Read the material below and tally how many lines hold the word "документации", giving the number and nothing else.

Records from a data source:
----
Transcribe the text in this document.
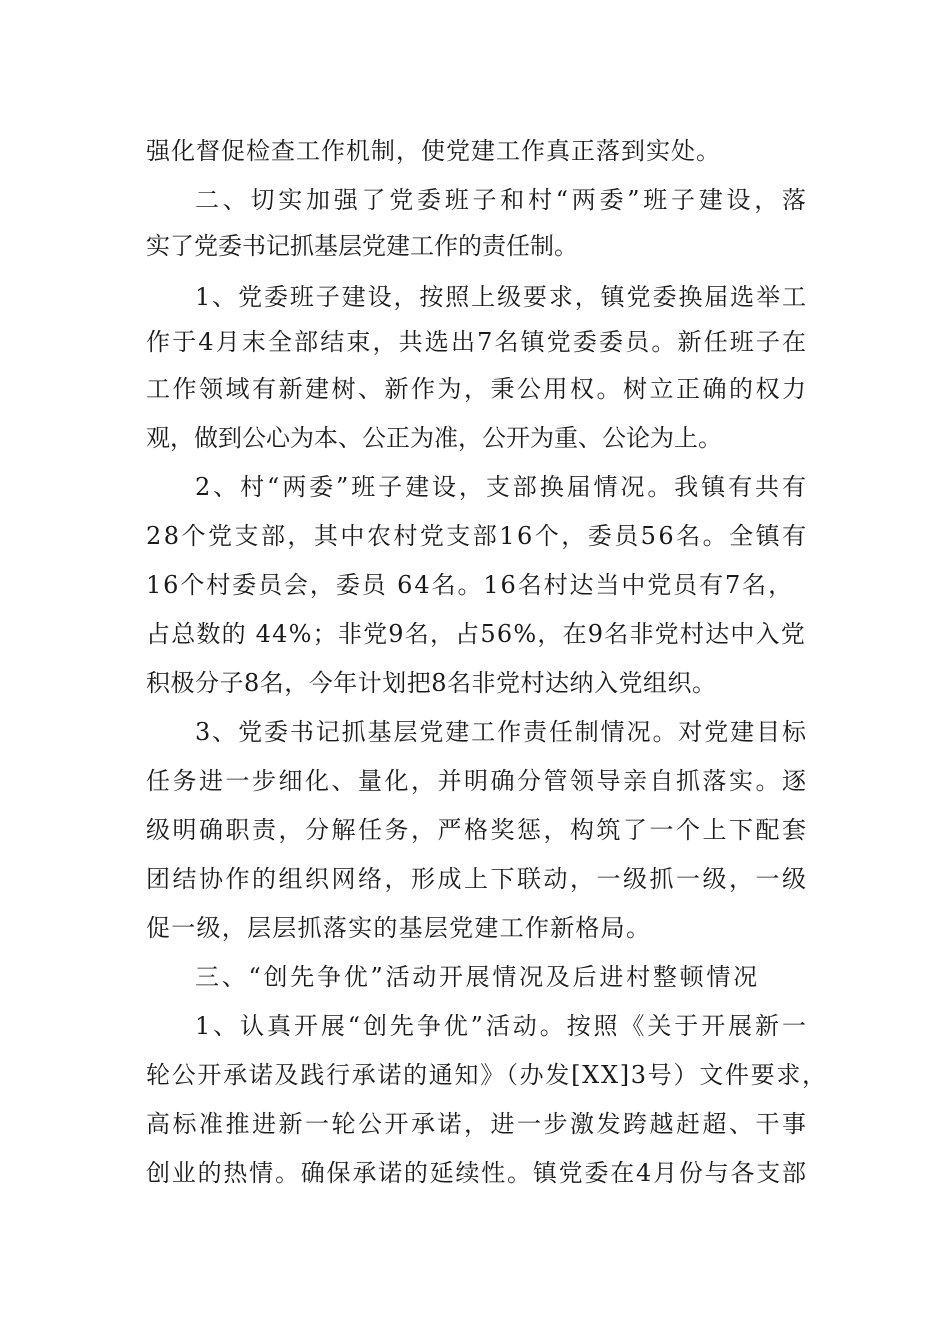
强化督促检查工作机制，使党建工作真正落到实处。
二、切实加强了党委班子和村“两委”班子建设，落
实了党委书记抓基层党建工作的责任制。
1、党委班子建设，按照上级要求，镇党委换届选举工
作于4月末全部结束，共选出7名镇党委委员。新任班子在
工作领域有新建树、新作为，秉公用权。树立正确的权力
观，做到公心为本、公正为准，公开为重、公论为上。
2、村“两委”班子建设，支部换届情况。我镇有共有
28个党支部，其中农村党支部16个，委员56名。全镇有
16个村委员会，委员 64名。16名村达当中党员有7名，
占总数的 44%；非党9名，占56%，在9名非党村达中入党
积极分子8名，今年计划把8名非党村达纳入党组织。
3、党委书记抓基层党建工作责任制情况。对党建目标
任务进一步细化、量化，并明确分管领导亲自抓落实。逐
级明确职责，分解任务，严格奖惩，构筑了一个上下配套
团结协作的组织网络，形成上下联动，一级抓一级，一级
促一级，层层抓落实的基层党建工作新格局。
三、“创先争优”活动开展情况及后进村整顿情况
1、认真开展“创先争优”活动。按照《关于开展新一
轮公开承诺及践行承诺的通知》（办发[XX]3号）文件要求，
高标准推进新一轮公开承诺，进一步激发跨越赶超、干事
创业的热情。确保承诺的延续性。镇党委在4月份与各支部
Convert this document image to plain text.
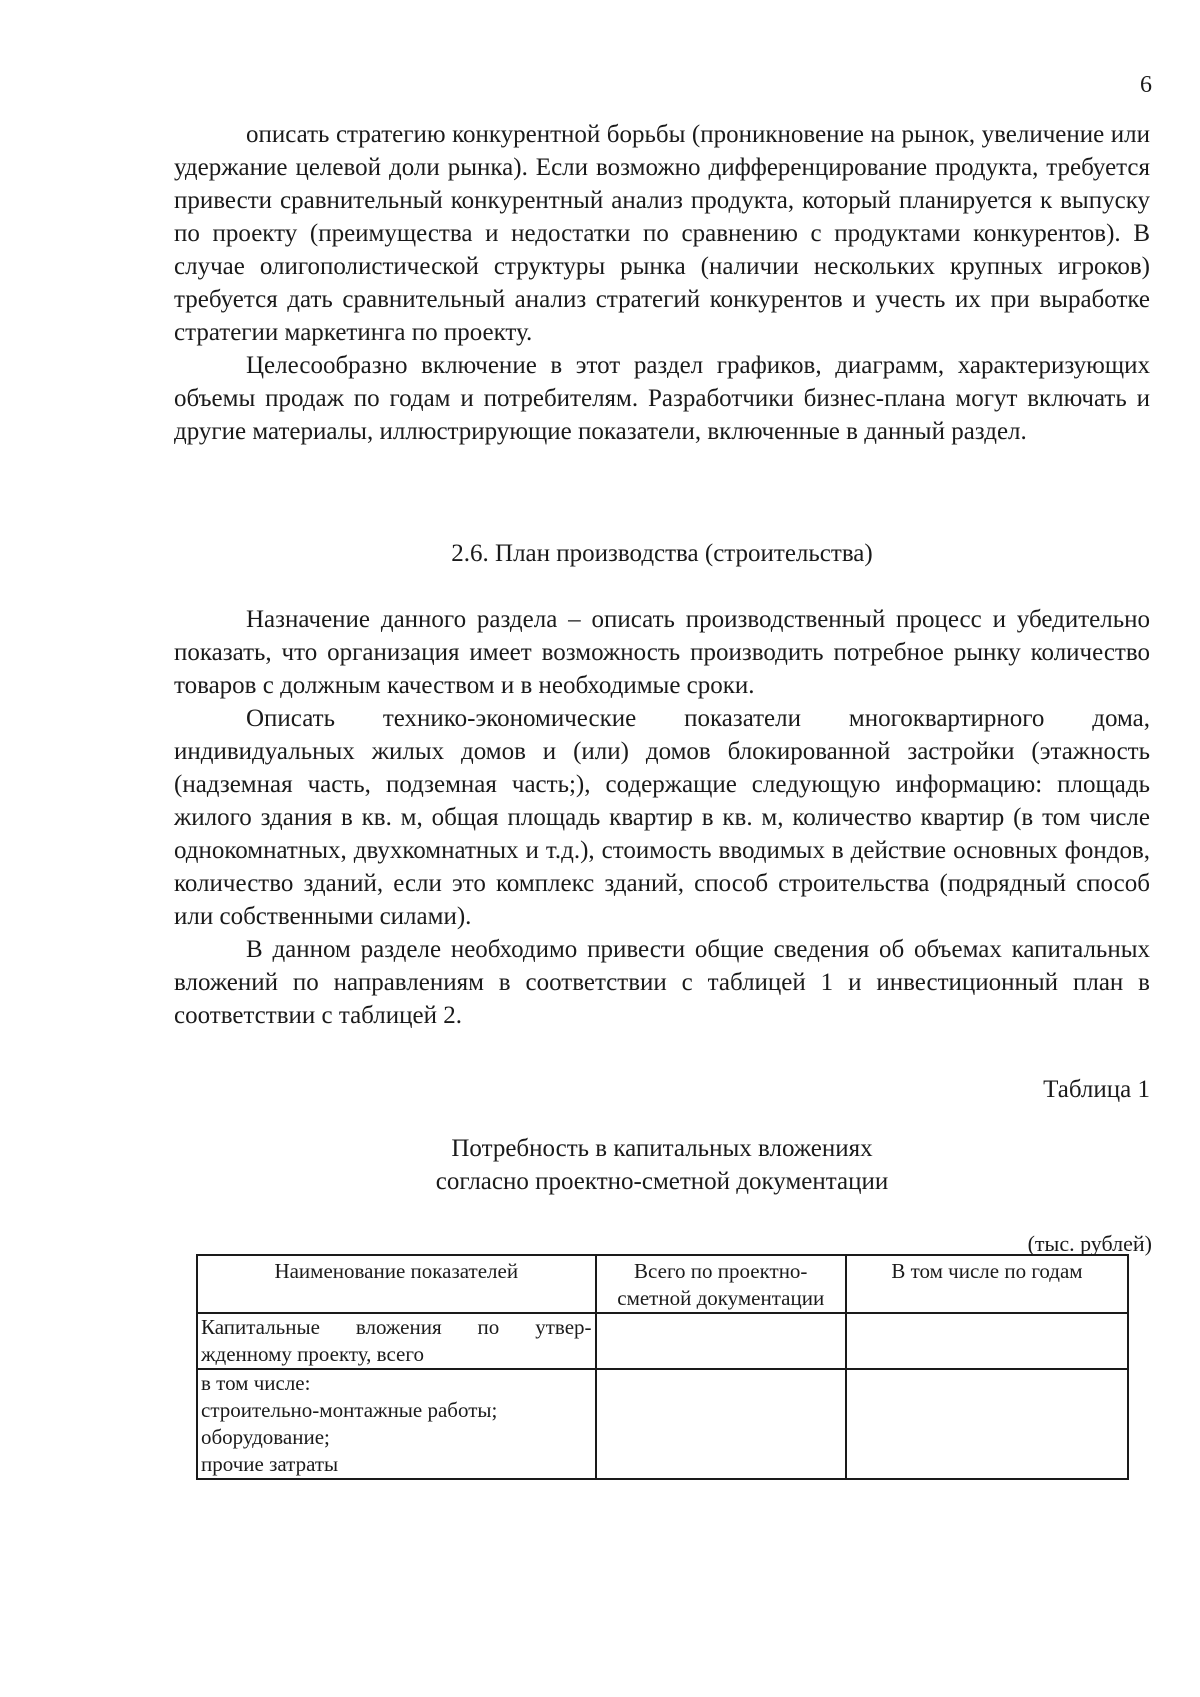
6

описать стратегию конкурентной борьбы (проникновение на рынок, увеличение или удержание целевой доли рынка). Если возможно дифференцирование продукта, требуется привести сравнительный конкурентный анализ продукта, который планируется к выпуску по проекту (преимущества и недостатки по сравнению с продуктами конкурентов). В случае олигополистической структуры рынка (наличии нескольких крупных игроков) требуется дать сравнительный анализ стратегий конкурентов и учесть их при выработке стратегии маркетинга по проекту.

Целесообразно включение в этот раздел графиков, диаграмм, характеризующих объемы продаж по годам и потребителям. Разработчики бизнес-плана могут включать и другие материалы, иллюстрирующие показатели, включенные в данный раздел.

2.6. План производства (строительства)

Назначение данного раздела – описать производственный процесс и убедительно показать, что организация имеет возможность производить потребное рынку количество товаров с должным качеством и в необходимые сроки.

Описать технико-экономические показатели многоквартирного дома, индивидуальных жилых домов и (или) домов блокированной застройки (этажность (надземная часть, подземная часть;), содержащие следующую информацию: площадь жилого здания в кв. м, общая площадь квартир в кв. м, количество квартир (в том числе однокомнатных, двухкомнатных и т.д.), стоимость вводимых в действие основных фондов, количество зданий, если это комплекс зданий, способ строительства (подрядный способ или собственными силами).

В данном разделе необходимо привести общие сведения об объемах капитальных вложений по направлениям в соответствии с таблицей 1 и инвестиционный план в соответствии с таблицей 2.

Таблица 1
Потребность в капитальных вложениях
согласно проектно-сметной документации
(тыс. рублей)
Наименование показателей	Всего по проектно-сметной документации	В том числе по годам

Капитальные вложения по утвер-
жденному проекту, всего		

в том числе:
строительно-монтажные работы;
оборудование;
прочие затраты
----
### TASK SOLUTION
2